— SET EXERCISE —
Transcribe each record below word for word.

— Dataset listings of figures —
.....
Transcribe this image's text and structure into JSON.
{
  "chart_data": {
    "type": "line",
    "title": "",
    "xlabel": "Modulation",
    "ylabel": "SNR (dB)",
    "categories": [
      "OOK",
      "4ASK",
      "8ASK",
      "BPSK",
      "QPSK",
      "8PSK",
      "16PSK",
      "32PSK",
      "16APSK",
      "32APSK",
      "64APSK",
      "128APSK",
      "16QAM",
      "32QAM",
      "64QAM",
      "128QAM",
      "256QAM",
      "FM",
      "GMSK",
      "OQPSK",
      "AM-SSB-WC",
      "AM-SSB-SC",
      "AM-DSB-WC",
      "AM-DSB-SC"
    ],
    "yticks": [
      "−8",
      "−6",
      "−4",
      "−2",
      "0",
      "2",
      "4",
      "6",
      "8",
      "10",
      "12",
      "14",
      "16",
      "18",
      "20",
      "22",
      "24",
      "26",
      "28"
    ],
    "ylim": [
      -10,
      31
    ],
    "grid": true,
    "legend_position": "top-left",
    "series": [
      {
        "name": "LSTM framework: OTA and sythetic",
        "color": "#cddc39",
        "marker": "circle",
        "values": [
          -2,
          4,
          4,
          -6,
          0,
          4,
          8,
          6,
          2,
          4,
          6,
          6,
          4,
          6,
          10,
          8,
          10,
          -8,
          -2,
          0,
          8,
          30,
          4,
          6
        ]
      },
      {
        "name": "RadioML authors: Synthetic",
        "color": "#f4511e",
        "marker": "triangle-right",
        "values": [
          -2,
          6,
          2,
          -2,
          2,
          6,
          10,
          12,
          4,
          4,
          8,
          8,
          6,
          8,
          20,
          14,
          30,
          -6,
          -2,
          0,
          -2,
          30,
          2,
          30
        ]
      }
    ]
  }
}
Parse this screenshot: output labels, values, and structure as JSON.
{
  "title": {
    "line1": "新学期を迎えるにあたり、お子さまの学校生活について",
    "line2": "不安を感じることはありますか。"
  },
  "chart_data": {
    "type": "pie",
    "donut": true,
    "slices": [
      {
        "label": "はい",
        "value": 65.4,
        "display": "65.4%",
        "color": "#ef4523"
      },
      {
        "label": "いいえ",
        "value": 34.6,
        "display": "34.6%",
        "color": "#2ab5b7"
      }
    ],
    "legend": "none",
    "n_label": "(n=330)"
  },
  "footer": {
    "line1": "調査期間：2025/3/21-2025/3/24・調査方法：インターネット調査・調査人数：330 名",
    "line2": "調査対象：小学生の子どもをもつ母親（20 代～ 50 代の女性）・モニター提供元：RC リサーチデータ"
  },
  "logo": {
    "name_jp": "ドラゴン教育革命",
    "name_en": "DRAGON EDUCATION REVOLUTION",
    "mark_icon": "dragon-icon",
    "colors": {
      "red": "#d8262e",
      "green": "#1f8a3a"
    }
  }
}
.....
— EXERCISE RESULT —
Transcribe this image's text and structure into JSON.
{
  "chart_data": {
    "type": "line",
    "title": "",
    "xlabel": "Modulation",
    "ylabel": "SNR (dB)",
    "categories": [
      "OOK",
      "4ASK",
      "8ASK",
      "BPSK",
      "QPSK",
      "8PSK",
      "16PSK",
      "32PSK",
      "16APSK",
      "32APSK",
      "64APSK",
      "128APSK",
      "16QAM",
      "32QAM",
      "64QAM",
      "128QAM",
      "256QAM",
      "FM",
      "GMSK",
      "OQPSK",
      "AM-SSB-WC",
      "AM-SSB-SC",
      "AM-DSB-WC",
      "AM-DSB-SC"
    ],
    "yticks": [
      "−8",
      "−6",
      "−4",
      "−2",
      "0",
      "2",
      "4",
      "6",
      "8",
      "10",
      "12",
      "14",
      "16",
      "18",
      "20",
      "22",
      "24",
      "26",
      "28"
    ],
    "ylim": [
      -10,
      31
    ],
    "grid": true,
    "legend_position": "top-left",
    "series": [
      {
        "name": "LSTM framework: OTA and sythetic",
        "color": "#cddc39",
        "marker": "circle",
        "values": [
          -2,
          4,
          4,
          -6,
          0,
          4,
          8,
          6,
          2,
          4,
          6,
          6,
          4,
          6,
          10,
          8,
          10,
          -8,
          -2,
          0,
          8,
          30,
          4,
          6
        ]
      },
      {
        "name": "RadioML authors: Synthetic",
        "color": "#f4511e",
        "marker": "triangle-right",
        "values": [
          -2,
          6,
          2,
          -2,
          2,
          6,
          10,
          12,
          4,
          4,
          8,
          8,
          6,
          8,
          20,
          14,
          30,
          -6,
          -2,
          0,
          -2,
          30,
          2,
          30
        ]
      }
    ]
  }
}
Parse this screenshot: output labels, values, and structure as JSON.
{
  "title": {
    "line1": "新学期を迎えるにあたり、お子さまの学校生活について",
    "line2": "不安を感じることはありますか。"
  },
  "chart_data": {
    "type": "pie",
    "donut": true,
    "slices": [
      {
        "label": "はい",
        "value": 65.4,
        "display": "65.4%",
        "color": "#ef4523"
      },
      {
        "label": "いいえ",
        "value": 34.6,
        "display": "34.6%",
        "color": "#2ab5b7"
      }
    ],
    "legend": "none",
    "n_label": "(n=330)"
  },
  "footer": {
    "line1": "調査期間：2025/3/21-2025/3/24・調査方法：インターネット調査・調査人数：330 名",
    "line2": "調査対象：小学生の子どもをもつ母親（20 代～ 50 代の女性）・モニター提供元：RC リサーチデータ"
  },
  "logo": {
    "name_jp": "ドラゴン教育革命",
    "name_en": "DRAGON EDUCATION REVOLUTION",
    "mark_icon": "dragon-icon",
    "colors": {
      "red": "#d8262e",
      "green": "#1f8a3a"
    }
  }
}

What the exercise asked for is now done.